» **Exercise task**: Determine which lines of the records include the word "JSON", and copy them.

» **Rows**:

>> Begin

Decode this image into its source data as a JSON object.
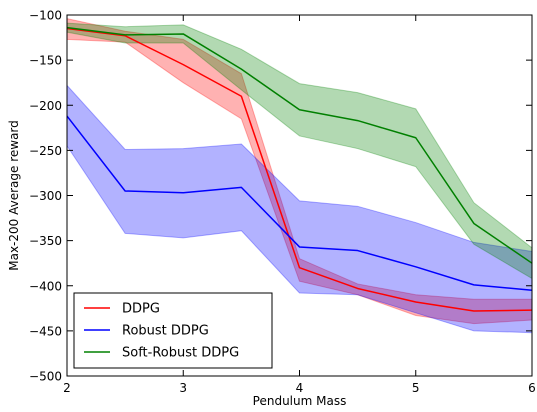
{
  "chart_data": {
    "type": "line",
    "title": "",
    "xlabel": "Pendulum Mass",
    "ylabel": "Max-200 Average reward",
    "xlim": [
      2,
      6
    ],
    "ylim": [
      -500,
      -100
    ],
    "x_ticks": [
      "2",
      "3",
      "4",
      "5",
      "6"
    ],
    "y_ticks": [
      "-500",
      "-450",
      "-400",
      "-350",
      "-300",
      "-250",
      "-200",
      "-150",
      "-100"
    ],
    "x_tick_values": [
      2,
      3,
      4,
      5,
      6
    ],
    "y_tick_values": [
      -500,
      -450,
      -400,
      -350,
      -300,
      -250,
      -200,
      -150,
      -100
    ],
    "grid": false,
    "legend_position": "bottom-left",
    "x": [
      2,
      2.5,
      3,
      3.5,
      4,
      4.5,
      5,
      5.5,
      6
    ],
    "series": [
      {
        "name": "DDPG",
        "color": "#ff0000",
        "values": [
          -115,
          -123,
          -155,
          -190,
          -380,
          -403,
          -418,
          -428,
          -427
        ],
        "upper": [
          -104,
          -118,
          -127,
          -165,
          -370,
          -398,
          -410,
          -415,
          -415
        ],
        "lower": [
          -127,
          -130,
          -175,
          -215,
          -395,
          -410,
          -433,
          -442,
          -438
        ]
      },
      {
        "name": "Robust DDPG",
        "color": "#0000ff",
        "values": [
          -212,
          -295,
          -297,
          -291,
          -357,
          -361,
          -379,
          -399,
          -405
        ],
        "upper": [
          -178,
          -249,
          -248,
          -243,
          -306,
          -312,
          -330,
          -352,
          -362
        ],
        "lower": [
          -245,
          -342,
          -347,
          -339,
          -408,
          -410,
          -430,
          -450,
          -452
        ]
      },
      {
        "name": "Soft-Robust DDPG",
        "color": "#008000",
        "values": [
          -114,
          -122,
          -121,
          -160,
          -205,
          -217,
          -236,
          -331,
          -375
        ],
        "upper": [
          -109,
          -113,
          -111,
          -138,
          -176,
          -186,
          -204,
          -308,
          -358
        ],
        "lower": [
          -119,
          -131,
          -131,
          -183,
          -234,
          -248,
          -268,
          -354,
          -392
        ]
      }
    ]
  }
}
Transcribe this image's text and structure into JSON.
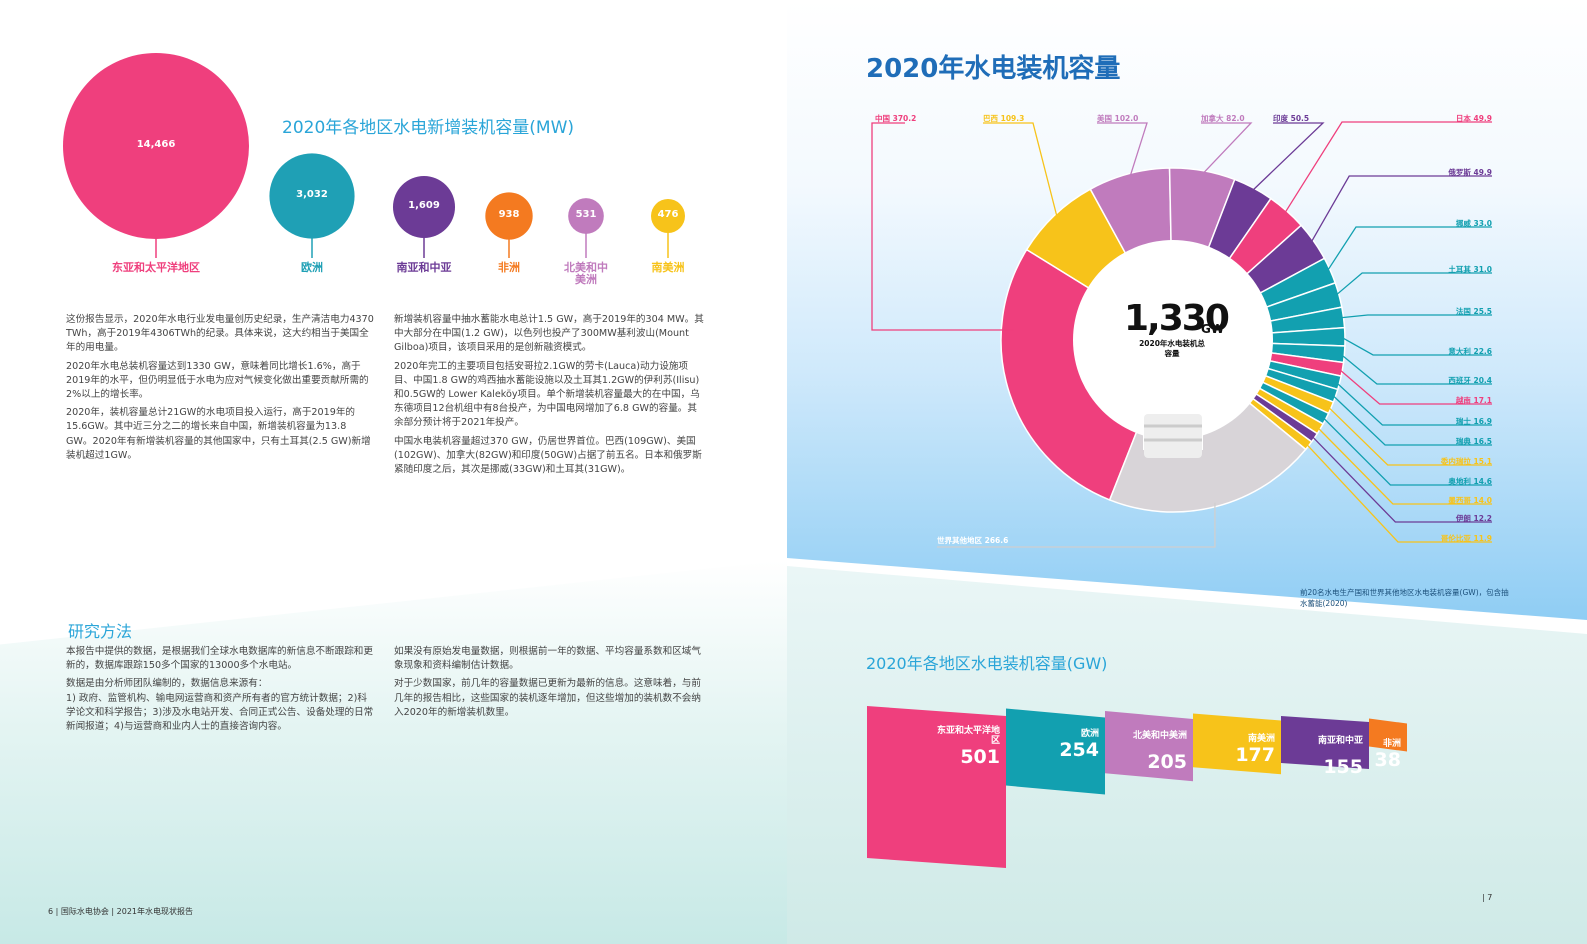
{
  "left": {
    "bubble_title": "2020年各地区水电新增装机容量(MW)",
    "bubbles": [
      {
        "value": "14,466",
        "label": "东亚和太平洋地区",
        "color": "#ef3f7d"
      },
      {
        "value": "3,032",
        "label": "欧洲",
        "color": "#1fa0b5"
      },
      {
        "value": "1,609",
        "label": "南亚和中亚",
        "color": "#6c3b96"
      },
      {
        "value": "938",
        "label": "非洲",
        "color": "#f47a20"
      },
      {
        "value": "531",
        "label": "北美和中美洲",
        "color": "#c07bbd"
      },
      {
        "value": "476",
        "label": "南美洲",
        "color": "#f7c31a"
      }
    ],
    "col1": [
      "这份报告显示，2020年水电行业发电量创历史纪录，生产清洁电力4370 TWh，高于2019年4306TWh的纪录。具体来说，这大约相当于美国全年的用电量。",
      "2020年水电总装机容量达到1330 GW，意味着同比增长1.6%，高于2019年的水平，但仍明显低于水电为应对气候变化做出重要贡献所需的2%以上的增长率。",
      "2020年，装机容量总计21GW的水电项目投入运行，高于2019年的15.6GW。其中近三分之二的增长来自中国，新增装机容量为13.8 GW。2020年有新增装机容量的其他国家中，只有土耳其(2.5 GW)新增装机超过1GW。"
    ],
    "col2": [
      "新增装机容量中抽水蓄能水电总计1.5 GW，高于2019年的304 MW。其中大部分在中国(1.2 GW)，以色列也投产了300MW基利波山(Mount Gilboa)项目，该项目采用的是创新融资模式。",
      "2020年完工的主要项目包括安哥拉2.1GW的劳卡(Lauca)动力设施项目、中国1.8 GW的鸡西抽水蓄能设施以及土耳其1.2GW的伊利苏(Ilisu)和0.5GW的 Lower Kaleköy项目。单个新增装机容量最大的在中国，乌东德项目12台机组中有8台投产，为中国电网增加了6.8 GW的容量。其余部分预计将于2021年投产。",
      "中国水电装机容量超过370 GW，仍居世界首位。巴西(109GW)、美国(102GW)、加拿大(82GW)和印度(50GW)占据了前五名。日本和俄罗斯紧随印度之后，其次是挪威(33GW)和土耳其(31GW)。"
    ],
    "method_title": "研究方法",
    "method_col1": [
      "本报告中提供的数据，是根据我们全球水电数据库的新信息不断跟踪和更新的，数据库跟踪150多个国家的13000多个水电站。",
      "数据是由分析师团队编制的，数据信息来源有：",
      "1) 政府、监管机构、输电网运营商和资产所有者的官方统计数据；2)科学论文和科学报告；3)涉及水电站开发、合同正式公告、设备处理的日常新闻报道；4)与运营商和业内人士的直接咨询内容。"
    ],
    "method_col2": [
      "如果没有原始发电量数据，则根据前一年的数据、平均容量系数和区域气象现象和资料编制估计数据。",
      "对于少数国家，前几年的容量数据已更新为最新的信息。这意味着，与前几年的报告相比，这些国家的装机逐年增加，但这些增加的装机数不会纳入2020年的新增装机数里。"
    ],
    "footer": "6  |   国际水电协会   |   2021年水电现状报告"
  },
  "right": {
    "title": "2020年水电装机容量",
    "center_value": "1,330",
    "center_unit": "GW",
    "center_label": "2020年水电装机总容量",
    "caption": "前20名水电生产国和世界其他地区水电装机容量(GW)，包含抽水蓄能(2020)",
    "band_title": "2020年各地区水电装机容量(GW)",
    "bands": [
      {
        "label": "东亚和太平洋地区",
        "value": "501",
        "color": "#ef3f7d"
      },
      {
        "label": "欧洲",
        "value": "254",
        "color": "#12a0b0"
      },
      {
        "label": "北美和中美洲",
        "value": "205",
        "color": "#c07bbd"
      },
      {
        "label": "南美洲",
        "value": "177",
        "color": "#f7c31a"
      },
      {
        "label": "南亚和中亚",
        "value": "155",
        "color": "#6c3b96"
      },
      {
        "label": "非洲",
        "value": "38",
        "color": "#f47a20"
      }
    ],
    "footer": "|   7"
  },
  "chart_data": {
    "type": "pie",
    "title": "2020年水电装机容量",
    "unit": "GW",
    "slices": [
      {
        "name": "中国",
        "value": 370.2,
        "label": "中国 370.2",
        "color": "#ef3f7d"
      },
      {
        "name": "巴西",
        "value": 109.3,
        "label": "巴西 109.3",
        "color": "#f7c31a"
      },
      {
        "name": "美国",
        "value": 102.0,
        "label": "美国 102.0",
        "color": "#c07bbd"
      },
      {
        "name": "加拿大",
        "value": 82.0,
        "label": "加拿大 82.0",
        "color": "#c07bbd"
      },
      {
        "name": "印度",
        "value": 50.5,
        "label": "印度 50.5",
        "color": "#6c3b96"
      },
      {
        "name": "日本",
        "value": 49.9,
        "label": "日本 49.9",
        "color": "#ef3f7d"
      },
      {
        "name": "俄罗斯",
        "value": 49.9,
        "label": "俄罗斯 49.9",
        "color": "#6c3b96"
      },
      {
        "name": "挪威",
        "value": 33.0,
        "label": "挪威 33.0",
        "color": "#12a0b0"
      },
      {
        "name": "土耳其",
        "value": 31.0,
        "label": "土耳其 31.0",
        "color": "#12a0b0"
      },
      {
        "name": "法国",
        "value": 25.5,
        "label": "法国 25.5",
        "color": "#12a0b0"
      },
      {
        "name": "意大利",
        "value": 22.6,
        "label": "意大利 22.6",
        "color": "#12a0b0"
      },
      {
        "name": "西班牙",
        "value": 20.4,
        "label": "西班牙 20.4",
        "color": "#12a0b0"
      },
      {
        "name": "越南",
        "value": 17.1,
        "label": "越南 17.1",
        "color": "#ef3f7d"
      },
      {
        "name": "瑞士",
        "value": 16.9,
        "label": "瑞士 16.9",
        "color": "#12a0b0"
      },
      {
        "name": "瑞典",
        "value": 16.5,
        "label": "瑞典 16.5",
        "color": "#12a0b0"
      },
      {
        "name": "委内瑞拉",
        "value": 15.1,
        "label": "委内瑞拉 15.1",
        "color": "#f7c31a"
      },
      {
        "name": "奥地利",
        "value": 14.6,
        "label": "奥地利 14.6",
        "color": "#12a0b0"
      },
      {
        "name": "墨西哥",
        "value": 14.0,
        "label": "墨西哥 14.0",
        "color": "#f7c31a"
      },
      {
        "name": "伊朗",
        "value": 12.2,
        "label": "伊朗 12.2",
        "color": "#6c3b96"
      },
      {
        "name": "哥伦比亚",
        "value": 11.9,
        "label": "哥伦比亚 11.9",
        "color": "#f7c31a"
      },
      {
        "name": "世界其他地区",
        "value": 266.6,
        "label": "世界其他地区 266.6",
        "color": "#d8d4d8"
      }
    ]
  }
}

>> End

» **Response**:
Decode this image into its source data as a JSON object.
Transcribe this image's text and structure into JSON.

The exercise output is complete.